▶ [THE EXERCISE]:
Copy everything in the data below exactly except the pictures.

Dataset entries on figures
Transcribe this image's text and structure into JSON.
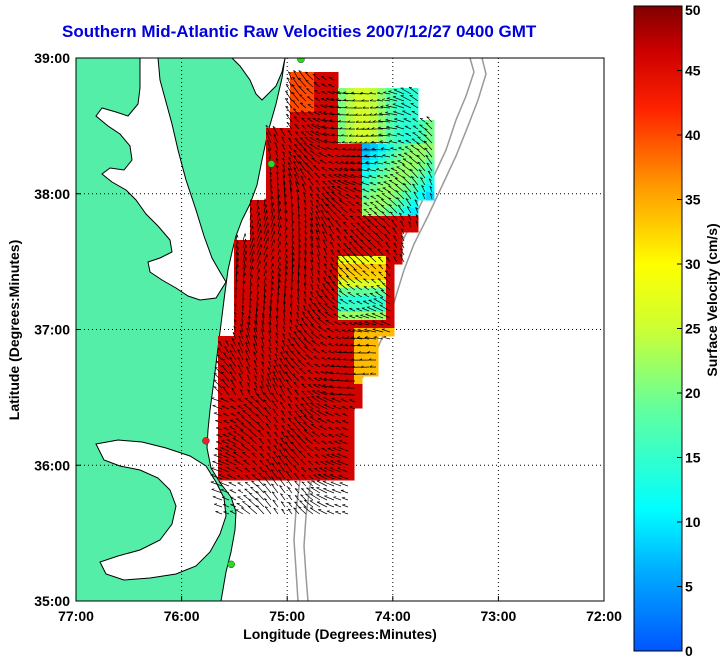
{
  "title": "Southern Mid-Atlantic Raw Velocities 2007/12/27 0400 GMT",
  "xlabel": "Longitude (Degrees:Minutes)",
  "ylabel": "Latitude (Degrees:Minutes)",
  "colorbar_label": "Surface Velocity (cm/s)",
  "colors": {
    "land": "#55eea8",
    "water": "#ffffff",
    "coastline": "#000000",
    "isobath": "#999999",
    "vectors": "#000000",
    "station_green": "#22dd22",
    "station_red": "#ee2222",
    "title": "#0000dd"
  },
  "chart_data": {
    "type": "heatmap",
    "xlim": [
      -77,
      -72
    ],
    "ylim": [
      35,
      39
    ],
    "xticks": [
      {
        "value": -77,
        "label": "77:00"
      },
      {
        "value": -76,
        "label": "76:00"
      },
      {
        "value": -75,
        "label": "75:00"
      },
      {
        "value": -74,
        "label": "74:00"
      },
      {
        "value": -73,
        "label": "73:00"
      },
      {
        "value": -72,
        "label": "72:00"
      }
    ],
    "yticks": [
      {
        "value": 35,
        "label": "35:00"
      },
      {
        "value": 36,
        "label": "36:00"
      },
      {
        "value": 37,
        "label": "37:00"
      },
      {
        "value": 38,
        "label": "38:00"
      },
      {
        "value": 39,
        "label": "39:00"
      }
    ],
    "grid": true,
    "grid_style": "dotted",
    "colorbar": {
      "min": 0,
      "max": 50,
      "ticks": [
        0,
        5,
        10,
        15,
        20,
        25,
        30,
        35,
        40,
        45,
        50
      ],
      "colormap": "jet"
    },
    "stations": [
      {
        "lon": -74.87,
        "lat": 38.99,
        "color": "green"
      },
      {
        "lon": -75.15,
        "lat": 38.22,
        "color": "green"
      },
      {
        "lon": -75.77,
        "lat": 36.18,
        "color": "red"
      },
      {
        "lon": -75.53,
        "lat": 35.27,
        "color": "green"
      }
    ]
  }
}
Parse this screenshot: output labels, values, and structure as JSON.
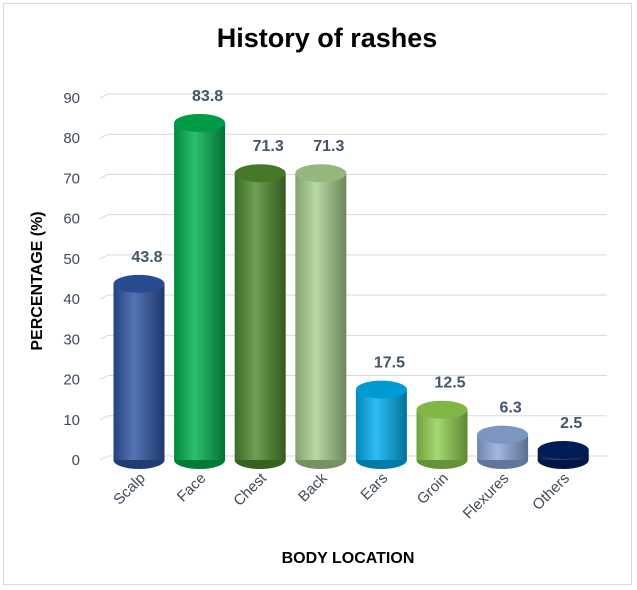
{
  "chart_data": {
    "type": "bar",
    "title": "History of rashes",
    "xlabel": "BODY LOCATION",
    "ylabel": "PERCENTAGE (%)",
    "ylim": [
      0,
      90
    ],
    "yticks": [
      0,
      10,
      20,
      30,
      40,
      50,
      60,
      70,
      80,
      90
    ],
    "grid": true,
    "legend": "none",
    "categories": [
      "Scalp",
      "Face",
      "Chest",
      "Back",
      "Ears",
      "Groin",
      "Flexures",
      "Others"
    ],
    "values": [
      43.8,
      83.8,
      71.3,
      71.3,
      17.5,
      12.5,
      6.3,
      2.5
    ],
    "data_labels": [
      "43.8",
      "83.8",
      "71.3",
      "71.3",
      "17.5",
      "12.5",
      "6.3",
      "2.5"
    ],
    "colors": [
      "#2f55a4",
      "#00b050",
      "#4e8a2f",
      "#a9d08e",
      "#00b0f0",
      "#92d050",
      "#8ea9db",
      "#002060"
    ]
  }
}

▶ [RESULT OF THIS TASK]:
Transcribe this image's text and structure into JSON.
{
  "title": "Southern Mid-Atlantic Raw Velocities 2007/12/27 0400 GMT",
  "xlabel": "Longitude (Degrees:Minutes)",
  "ylabel": "Latitude (Degrees:Minutes)",
  "colorbar_label": "Surface Velocity (cm/s)",
  "colors": {
    "land": "#55eea8",
    "water": "#ffffff",
    "coastline": "#000000",
    "isobath": "#999999",
    "vectors": "#000000",
    "station_green": "#22dd22",
    "station_red": "#ee2222",
    "title": "#0000dd"
  },
  "chart_data": {
    "type": "heatmap",
    "xlim": [
      -77,
      -72
    ],
    "ylim": [
      35,
      39
    ],
    "xticks": [
      {
        "value": -77,
        "label": "77:00"
      },
      {
        "value": -76,
        "label": "76:00"
      },
      {
        "value": -75,
        "label": "75:00"
      },
      {
        "value": -74,
        "label": "74:00"
      },
      {
        "value": -73,
        "label": "73:00"
      },
      {
        "value": -72,
        "label": "72:00"
      }
    ],
    "yticks": [
      {
        "value": 35,
        "label": "35:00"
      },
      {
        "value": 36,
        "label": "36:00"
      },
      {
        "value": 37,
        "label": "37:00"
      },
      {
        "value": 38,
        "label": "38:00"
      },
      {
        "value": 39,
        "label": "39:00"
      }
    ],
    "grid": true,
    "grid_style": "dotted",
    "colorbar": {
      "min": 0,
      "max": 50,
      "ticks": [
        0,
        5,
        10,
        15,
        20,
        25,
        30,
        35,
        40,
        45,
        50
      ],
      "colormap": "jet"
    },
    "stations": [
      {
        "lon": -74.87,
        "lat": 38.99,
        "color": "green"
      },
      {
        "lon": -75.15,
        "lat": 38.22,
        "color": "green"
      },
      {
        "lon": -75.77,
        "lat": 36.18,
        "color": "red"
      },
      {
        "lon": -75.53,
        "lat": 35.27,
        "color": "green"
      }
    ]
  }
}
Parse this screenshot: output labels, values, and structure as JSON.
{
  "chart_data": {
    "type": "bar",
    "title": "History of rashes",
    "xlabel": "BODY LOCATION",
    "ylabel": "PERCENTAGE (%)",
    "ylim": [
      0,
      90
    ],
    "yticks": [
      0,
      10,
      20,
      30,
      40,
      50,
      60,
      70,
      80,
      90
    ],
    "grid": true,
    "legend": "none",
    "categories": [
      "Scalp",
      "Face",
      "Chest",
      "Back",
      "Ears",
      "Groin",
      "Flexures",
      "Others"
    ],
    "values": [
      43.8,
      83.8,
      71.3,
      71.3,
      17.5,
      12.5,
      6.3,
      2.5
    ],
    "data_labels": [
      "43.8",
      "83.8",
      "71.3",
      "71.3",
      "17.5",
      "12.5",
      "6.3",
      "2.5"
    ],
    "colors": [
      "#2f55a4",
      "#00b050",
      "#4e8a2f",
      "#a9d08e",
      "#00b0f0",
      "#92d050",
      "#8ea9db",
      "#002060"
    ]
  }
}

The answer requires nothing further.